*The task*. Return only those lines of the records below in which "bønder" appears.
Extracted data section start
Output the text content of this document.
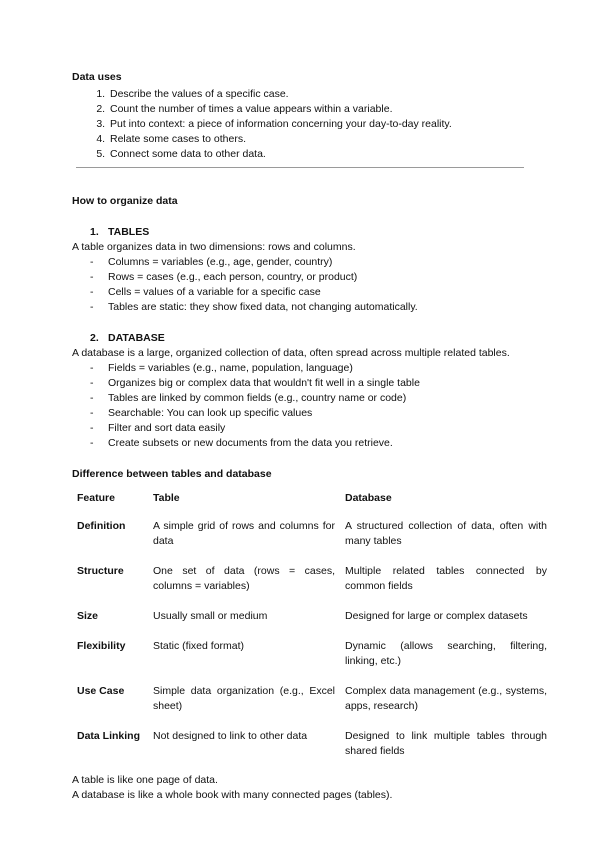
Data uses

1. Describe the values of a specific case.
2. Count the number of times a value appears within a variable.
3. Put into context: a piece of information concerning your day-to-day reality.
4. Relate some cases to others.
5. Connect some data to other data.

How to organize data

1. TABLES
A table organizes data in two dimensions: rows and columns.
- Columns = variables (e.g., age, gender, country)
- Rows = cases (e.g., each person, country, or product)
- Cells = values of a variable for a specific case
- Tables are static: they show fixed data, not changing automatically.
2. DATABASE
A database is a large, organized collection of data, often spread across multiple related tables.
- Fields = variables (e.g., name, population, language)
- Organizes big or complex data that wouldn't fit well in a single table
- Tables are linked by common fields (e.g., country name or code)
- Searchable: You can look up specific values
- Filter and sort data easily
- Create subsets or new documents from the data you retrieve.

Difference between tables and database

Feature	Table	Database
Definition	A simple grid of rows and columns for data	A structured collection of data, often with many tables
Structure	One set of data (rows = cases, columns = variables)	Multiple related tables connected by common fields
Size	Usually small or medium	Designed for large or complex datasets
Flexibility	Static (fixed format)	Dynamic (allows searching, filtering, linking, etc.)
Use Case	Simple data organization (e.g., Excel sheet)	Complex data management (e.g., systems, apps, research)
Data Linking	Not designed to link to other data	Designed to link multiple tables through shared fields
A table is like one page of data.
A database is like a whole book with many connected pages (tables).
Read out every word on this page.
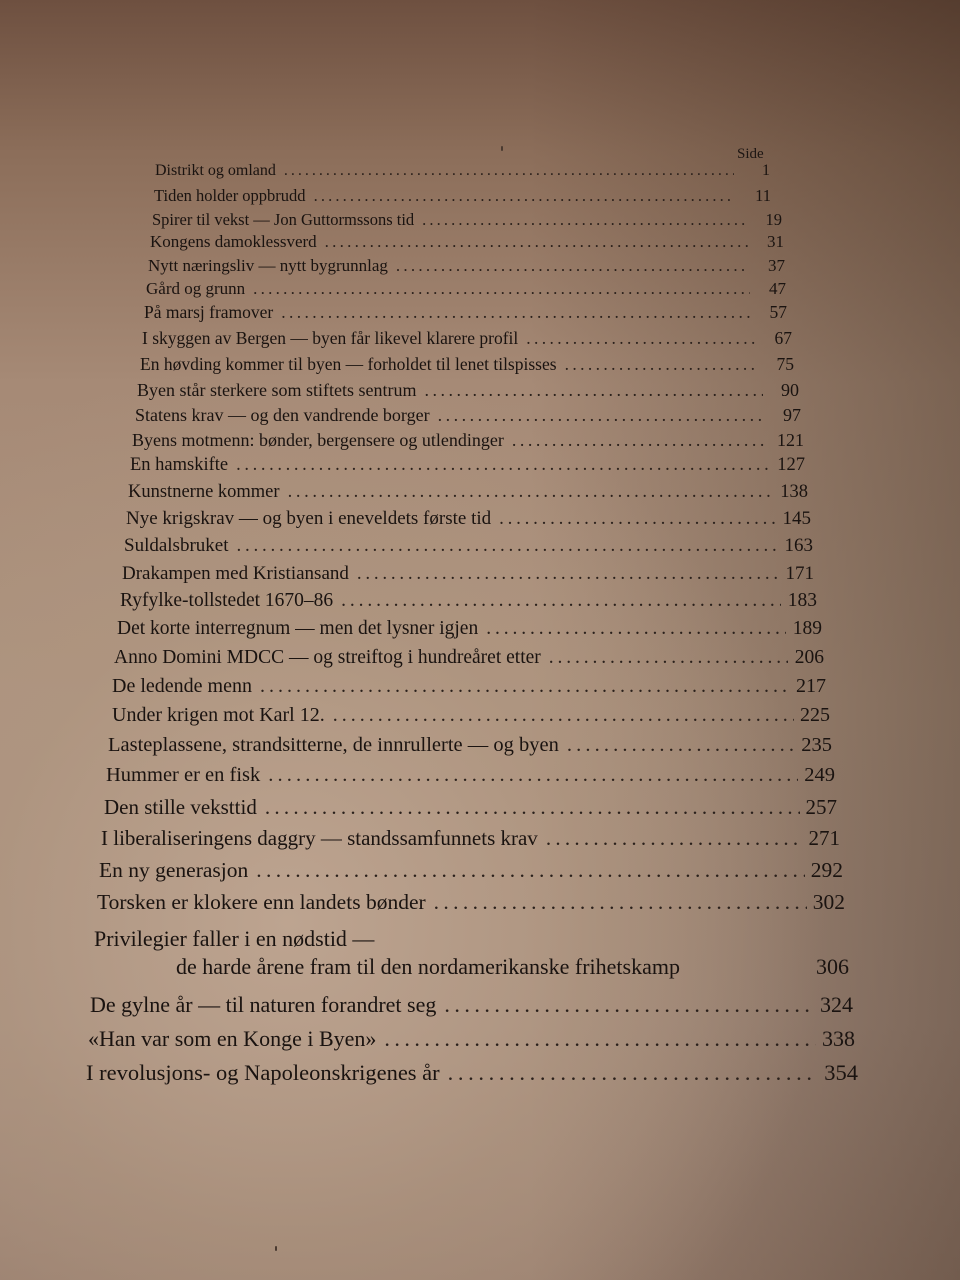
Side
Distrikt og omland . . .	1
Tiden holder oppbrudd . . .	11
Spirer til vekst — Jon Guttormssons tid . . .	19
Kongens damoklessverd . . .	31
Nytt næringsliv — nytt bygrunnlag . . .	37
Gård og grunn . . .	47
På marsj framover . . .	57
I skyggen av Bergen — byen får likevel klarere profil . . .	67
En høvding kommer til byen — forholdet til lenet tilspisses . . .	75
Byen står sterkere som stiftets sentrum . . .	90
Statens krav — og den vandrende borger . . .	97
Byens motmenn: bønder, bergensere og utlendinger . . .	121
En hamskifte . . .	127
Kunstnerne kommer . . .	138
Nye krigskrav — og byen i eneveldets første tid . . .	145
Suldalsbruket . . .	163
Drakampen med Kristiansand . . .	171
Ryfylke-tollstedet 1670–86 . . .	183
Det korte interregnum — men det lysner igjen . . .	189
Anno Domini MDCC — og streiftog i hundreåret etter . . .	206
De ledende menn . . .	217
Under krigen mot Karl 12. . . .	225
Lasteplassene, strandsitterne, de innrullerte — og byen . . .	235
Hummer er en fisk . . .	249
Den stille veksttid . . .	257
I liberaliseringens daggry — standssamfunnets krav . . .	271
En ny generasjon . . .	292
Torsken er klokere enn landets bønder . . .	302
Privilegier faller i en nødstid —
de harde årene fram til den nordamerikanske frihetskamp	306
De gylne år — til naturen forandret seg . . .	324
«Han var som en Konge i Byen» . . .	338
I revolusjons- og Napoleonskrigenes år . . .	354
Extracted data section end
*Exercise response*.
Byens motmenn: bønder, bergensere og utlendinger . . .	121
Torsken er klokere enn landets bønder . . .	302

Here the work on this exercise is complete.